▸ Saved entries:
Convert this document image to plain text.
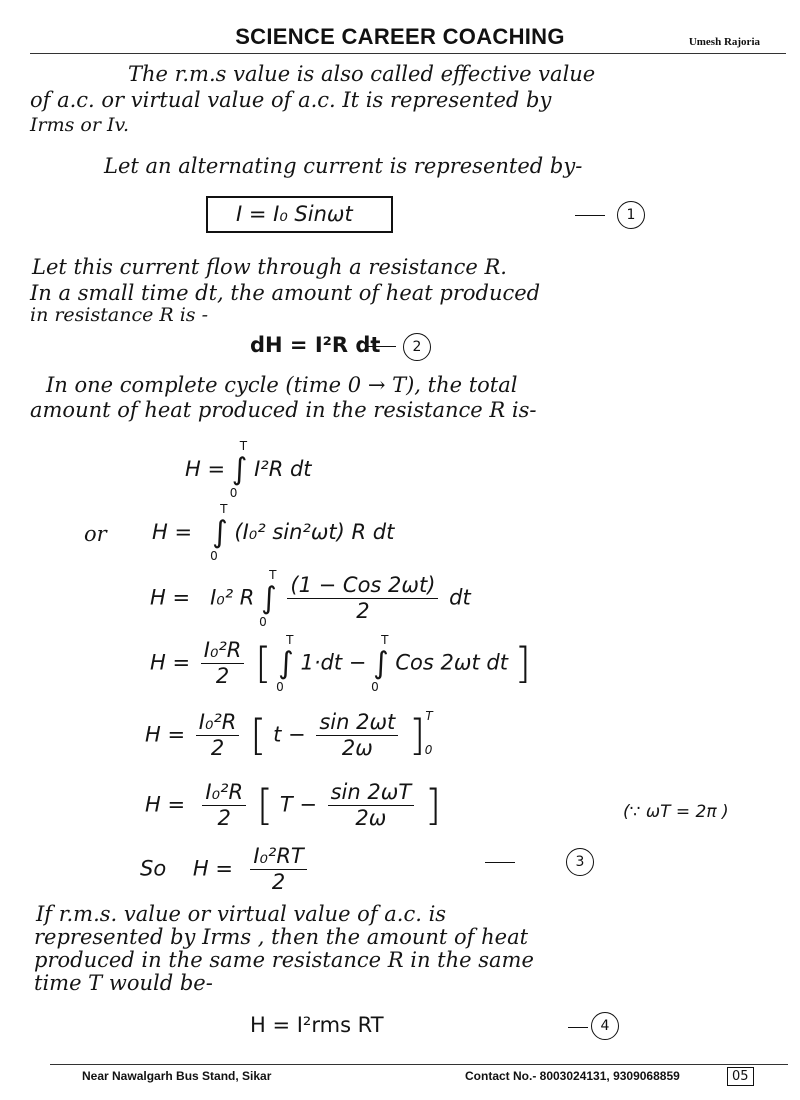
SCIENCE CAREER COACHING	Umesh Rajoria
The r.m.s value is also called effective value
of a.c. or virtual value of a.c. It is represented by
Irms or Iv.
Let an alternating current is represented by-
I = I₀ Sinωt	1
Let this current flow through a resistance R.
In a small time dt, the amount of heat produced
in resistance R is -
dH = I²R dt	2
In one complete cycle (time 0 → T), the total
amount of heat produced in the resistance R is-
H = ∫
T
0
I²R dt
or H = ∫
T
0
(I₀² sin²ωt) R dt
H = I₀² R ∫
T
0
$\frac{\text{(1 − Cos 2ωt)}}{2}$ dt
$H = \frac{\text{I₀²R}}{2}$ [ ∫
T
0
1·dt − ∫
T
0
Cos 2ωt dt ]
$H = \frac{\text{I₀²R}}{2}$ [ $t - \frac{\sin 2\omega t}{2\omega} ]^T_0$
$H = \frac{\text{I₀²R}}{2}$ [ $T - \frac{\sin 2\omega T}{2\omega}$ ]	(∵ ωT = 2π )
So $H = \frac{\text{I₀²RT}}{2}$	3
If r.m.s. value or virtual value of a.c. is
represented by Irms , then the amount of heat
produced in the same resistance R in the same
time T would be-
H = I²rms RT	4
Near Nawalgarh Bus Stand, Sikar	Contact No.- 8003024131, 9309068859	05
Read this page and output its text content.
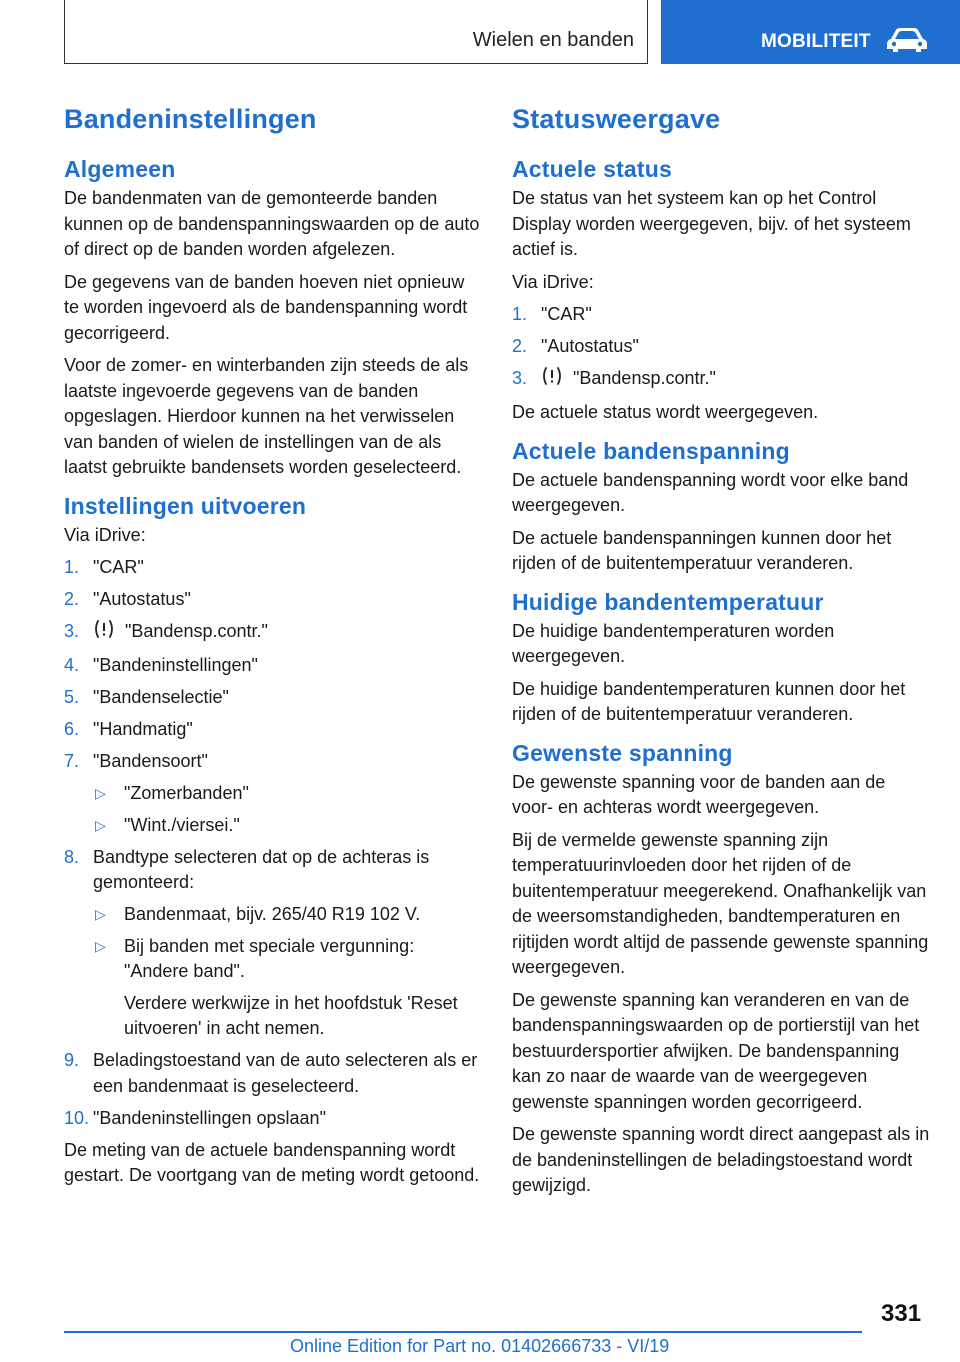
Wielen en banden	MOBILITEIT
Bandeninstellingen
Algemeen

De bandenmaten van de gemonteerde banden kunnen op de bandenspanningswaarden op de auto of direct op de banden worden afgelezen.

De gegevens van de banden hoeven niet opnieuw te worden ingevoerd als de bandenspanning wordt gecorrigeerd.

Voor de zomer- en winterbanden zijn steeds de als laatste ingevoerde gegevens van de banden opgeslagen. Hierdoor kunnen na het verwisselen van banden of wielen de instellingen van de als laatst gebruikte bandensets worden geselecteerd.

Instellingen uitvoeren

Via iDrive:

1. "CAR"
2. "Autostatus"
3.	"Bandensp.contr."
4. "Bandeninstellingen"
5. "Bandenselectie"
6. "Handmatig"
7. "Bandensoort"
▷ "Zomerbanden"
▷ "Wint./viersei."
8. Bandtype selecteren dat op de achteras is gemonteerd:
▷ Bandenmaat, bijv. 265/40 R19 102 V.
▷ Bij banden met speciale vergunning: "Andere band".
Verdere werkwijze in het hoofdstuk 'Reset uitvoeren' in acht nemen.
9. Beladingstoestand van de auto selecteren als er een bandenmaat is geselecteerd.
10. "Bandeninstellingen opslaan"

De meting van de actuele bandenspanning wordt gestart. De voortgang van de meting wordt getoond.

Statusweergave
Actuele status

De status van het systeem kan op het Control Display worden weergegeven, bijv. of het systeem actief is.

Via iDrive:

1. "CAR"
2. "Autostatus"
3.	"Bandensp.contr."

De actuele status wordt weergegeven.

Actuele bandenspanning

De actuele bandenspanning wordt voor elke band weergegeven.

De actuele bandenspanningen kunnen door het rijden of de buitentemperatuur veranderen.

Huidige bandentemperatuur

De huidige bandentemperaturen worden weergegeven.

De huidige bandentemperaturen kunnen door het rijden of de buitentemperatuur veranderen.

Gewenste spanning

De gewenste spanning voor de banden aan de voor- en achteras wordt weergegeven.

Bij de vermelde gewenste spanning zijn temperatuurinvloeden door het rijden of de buitentemperatuur meegerekend. Onafhankelijk van de weersomstandigheden, bandtemperaturen en rijtijden wordt altijd de passende gewenste spanning weergegeven.

De gewenste spanning kan veranderen en van de bandenspanningswaarden op de portierstijl van het bestuurdersportier afwijken. De bandenspanning kan zo naar de waarde van de weergegeven gewenste spanningen worden gecorrigeerd.

De gewenste spanning wordt direct aangepast als in de bandeninstellingen de beladingstoestand wordt gewijzigd.

331
Online Edition for Part no. 01402666733 - VI/19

▸ Job:
Return all of the data exactly as written, and drop the pictures.

▸ Result of the exercise:
Convert this document image to plain text.
SCIENCE CAREER COACHING	Umesh Rajoria
The r.m.s value is also called effective value
of a.c. or virtual value of a.c. It is represented by
Irms or Iv.
Let an alternating current is represented by-
I = I₀ Sinωt	1
Let this current flow through a resistance R.
In a small time dt, the amount of heat produced
in resistance R is -
dH = I²R dt	2
In one complete cycle (time 0 → T), the total
amount of heat produced in the resistance R is-
H = ∫
T
0
I²R dt
or H = ∫
T
0
(I₀² sin²ωt) R dt
H = I₀² R ∫
T
0
$\frac{\text{(1 − Cos 2ωt)}}{2}$ dt
$H = \frac{\text{I₀²R}}{2}$ [ ∫
T
0
1·dt − ∫
T
0
Cos 2ωt dt ]
$H = \frac{\text{I₀²R}}{2}$ [ $t - \frac{\sin 2\omega t}{2\omega} ]^T_0$
$H = \frac{\text{I₀²R}}{2}$ [ $T - \frac{\sin 2\omega T}{2\omega}$ ]	(∵ ωT = 2π )
So $H = \frac{\text{I₀²RT}}{2}$	3
If r.m.s. value or virtual value of a.c. is
represented by Irms , then the amount of heat
produced in the same resistance R in the same
time T would be-
H = I²rms RT	4
Near Nawalgarh Bus Stand, Sikar	Contact No.- 8003024131, 9309068859	05
Read this page and output its text content.
Wielen en banden	MOBILITEIT
Bandeninstellingen
Algemeen

De bandenmaten van de gemonteerde banden kunnen op de bandenspanningswaarden op de auto of direct op de banden worden afgelezen.

De gegevens van de banden hoeven niet opnieuw te worden ingevoerd als de bandenspanning wordt gecorrigeerd.

Voor de zomer- en winterbanden zijn steeds de als laatste ingevoerde gegevens van de banden opgeslagen. Hierdoor kunnen na het verwisselen van banden of wielen de instellingen van de als laatst gebruikte bandensets worden geselecteerd.

Instellingen uitvoeren

Via iDrive:

1. "CAR"
2. "Autostatus"
3.	"Bandensp.contr."
4. "Bandeninstellingen"
5. "Bandenselectie"
6. "Handmatig"
7. "Bandensoort"
▷ "Zomerbanden"
▷ "Wint./viersei."
8. Bandtype selecteren dat op de achteras is gemonteerd:
▷ Bandenmaat, bijv. 265/40 R19 102 V.
▷ Bij banden met speciale vergunning: "Andere band".
Verdere werkwijze in het hoofdstuk 'Reset uitvoeren' in acht nemen.
9. Beladingstoestand van de auto selecteren als er een bandenmaat is geselecteerd.
10. "Bandeninstellingen opslaan"

De meting van de actuele bandenspanning wordt gestart. De voortgang van de meting wordt getoond.

Statusweergave
Actuele status

De status van het systeem kan op het Control Display worden weergegeven, bijv. of het systeem actief is.

Via iDrive:

1. "CAR"
2. "Autostatus"
3.	"Bandensp.contr."

De actuele status wordt weergegeven.

Actuele bandenspanning

De actuele bandenspanning wordt voor elke band weergegeven.

De actuele bandenspanningen kunnen door het rijden of de buitentemperatuur veranderen.

Huidige bandentemperatuur

De huidige bandentemperaturen worden weergegeven.

De huidige bandentemperaturen kunnen door het rijden of de buitentemperatuur veranderen.

Gewenste spanning

De gewenste spanning voor de banden aan de voor- en achteras wordt weergegeven.

Bij de vermelde gewenste spanning zijn temperatuurinvloeden door het rijden of de buitentemperatuur meegerekend. Onafhankelijk van de weersomstandigheden, bandtemperaturen en rijtijden wordt altijd de passende gewenste spanning weergegeven.

De gewenste spanning kan veranderen en van de bandenspanningswaarden op de portierstijl van het bestuurdersportier afwijken. De bandenspanning kan zo naar de waarde van de weergegeven gewenste spanningen worden gecorrigeerd.

De gewenste spanning wordt direct aangepast als in de bandeninstellingen de beladingstoestand wordt gewijzigd.

331
Online Edition for Part no. 01402666733 - VI/19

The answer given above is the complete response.